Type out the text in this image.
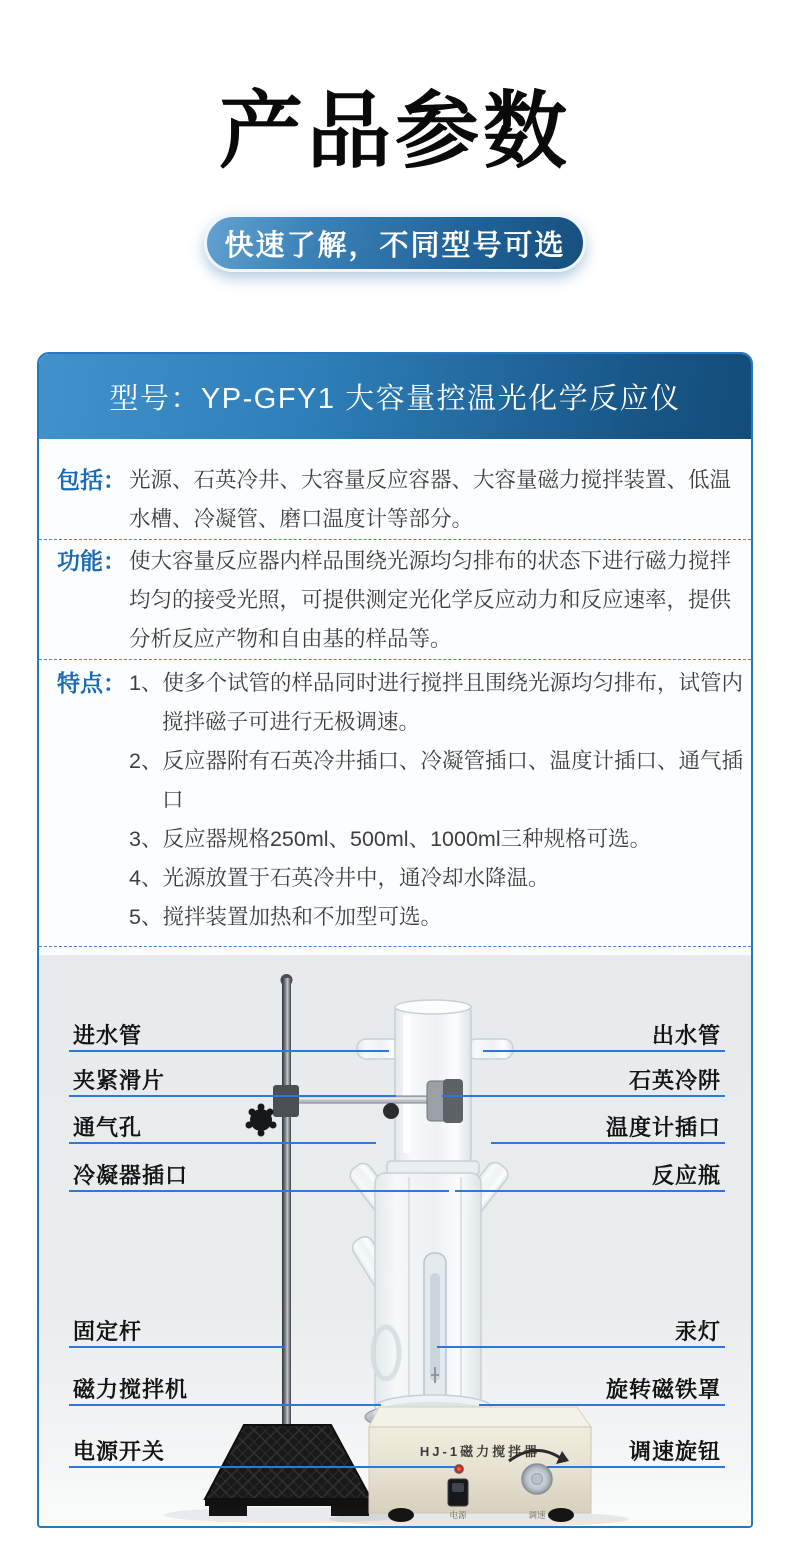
产品参数
快速了解，不同型号可选
型号：YP-GFY1 大容量控温光化学反应仪
包括： 光源、石英冷井、大容量反应容器、大容量磁力搅拌装置、低温水槽、冷凝管、磨口温度计等部分。
功能： 使大容量反应器内样品围绕光源均匀排布的状态下进行磁力搅拌均匀的接受光照，可提供测定光化学反应动力和反应速率，提供分析反应产物和自由基的样品等。
特点： 1、使多个试管的样品同时进行搅拌且围绕光源均匀排布，试管内搅拌磁子可进行无极调速。
2、反应器附有石英冷井插口、冷凝管插口、温度计插口、通气插口
3、反应器规格250ml、500ml、1000ml三种规格可选。
4、光源放置于石英冷井中，通冷却水降温。
5、搅拌装置加热和不加型可选。
HJ-1磁力搅拌器
电源	调速
进水管
夹紧滑片
通气孔
冷凝器插口
固定杆
磁力搅拌机
电源开关
出水管
石英冷阱
温度计插口
反应瓶
汞灯
旋转磁铁罩
调速旋钮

**EXERCISE DIRECTIONS**
Only a number is wanted: how many lines contain "温度计插口"?

**THE RESULT**
2